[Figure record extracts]
□ □ □ □ □ □ □

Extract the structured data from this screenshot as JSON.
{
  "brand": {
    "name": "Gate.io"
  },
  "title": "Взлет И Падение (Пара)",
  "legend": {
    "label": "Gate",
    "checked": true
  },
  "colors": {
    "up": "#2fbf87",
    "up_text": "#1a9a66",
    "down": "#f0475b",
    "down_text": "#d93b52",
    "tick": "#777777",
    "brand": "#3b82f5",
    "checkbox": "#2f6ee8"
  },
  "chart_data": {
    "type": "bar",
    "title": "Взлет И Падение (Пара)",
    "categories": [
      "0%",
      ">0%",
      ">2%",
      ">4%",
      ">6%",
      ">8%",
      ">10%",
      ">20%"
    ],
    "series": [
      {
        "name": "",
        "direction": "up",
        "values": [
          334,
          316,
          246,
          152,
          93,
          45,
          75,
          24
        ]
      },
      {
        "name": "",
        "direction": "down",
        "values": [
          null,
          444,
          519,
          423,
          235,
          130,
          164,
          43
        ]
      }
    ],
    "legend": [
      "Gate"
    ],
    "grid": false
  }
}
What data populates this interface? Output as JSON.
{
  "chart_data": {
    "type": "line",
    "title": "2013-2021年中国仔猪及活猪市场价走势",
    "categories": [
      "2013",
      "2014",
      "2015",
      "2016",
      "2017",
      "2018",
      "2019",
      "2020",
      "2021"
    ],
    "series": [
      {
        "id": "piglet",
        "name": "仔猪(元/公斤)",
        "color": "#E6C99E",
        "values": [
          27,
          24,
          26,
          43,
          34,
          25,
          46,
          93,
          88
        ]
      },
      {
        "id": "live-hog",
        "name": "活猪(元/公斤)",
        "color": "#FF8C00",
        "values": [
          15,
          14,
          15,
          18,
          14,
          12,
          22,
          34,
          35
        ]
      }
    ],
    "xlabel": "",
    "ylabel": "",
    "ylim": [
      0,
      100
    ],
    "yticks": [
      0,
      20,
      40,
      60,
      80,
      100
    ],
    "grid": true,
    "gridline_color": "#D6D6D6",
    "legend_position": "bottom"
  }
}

□ □ □ □ □ □ □

*PROMPT*
Copy out all of the records shown above exactly.

*RESULT OF THE TASK*
Extract the structured data from this screenshot as JSON.
{
  "brand": {
    "name": "Gate.io"
  },
  "title": "Взлет И Падение (Пара)",
  "legend": {
    "label": "Gate",
    "checked": true
  },
  "colors": {
    "up": "#2fbf87",
    "up_text": "#1a9a66",
    "down": "#f0475b",
    "down_text": "#d93b52",
    "tick": "#777777",
    "brand": "#3b82f5",
    "checkbox": "#2f6ee8"
  },
  "chart_data": {
    "type": "bar",
    "title": "Взлет И Падение (Пара)",
    "categories": [
      "0%",
      ">0%",
      ">2%",
      ">4%",
      ">6%",
      ">8%",
      ">10%",
      ">20%"
    ],
    "series": [
      {
        "name": "",
        "direction": "up",
        "values": [
          334,
          316,
          246,
          152,
          93,
          45,
          75,
          24
        ]
      },
      {
        "name": "",
        "direction": "down",
        "values": [
          null,
          444,
          519,
          423,
          235,
          130,
          164,
          43
        ]
      }
    ],
    "legend": [
      "Gate"
    ],
    "grid": false
  }
}
What data populates this interface? Output as JSON.
{
  "chart_data": {
    "type": "line",
    "title": "2013-2021年中国仔猪及活猪市场价走势",
    "categories": [
      "2013",
      "2014",
      "2015",
      "2016",
      "2017",
      "2018",
      "2019",
      "2020",
      "2021"
    ],
    "series": [
      {
        "id": "piglet",
        "name": "仔猪(元/公斤)",
        "color": "#E6C99E",
        "values": [
          27,
          24,
          26,
          43,
          34,
          25,
          46,
          93,
          88
        ]
      },
      {
        "id": "live-hog",
        "name": "活猪(元/公斤)",
        "color": "#FF8C00",
        "values": [
          15,
          14,
          15,
          18,
          14,
          12,
          22,
          34,
          35
        ]
      }
    ],
    "xlabel": "",
    "ylabel": "",
    "ylim": [
      0,
      100
    ],
    "yticks": [
      0,
      20,
      40,
      60,
      80,
      100
    ],
    "grid": true,
    "gridline_color": "#D6D6D6",
    "legend_position": "bottom"
  }
}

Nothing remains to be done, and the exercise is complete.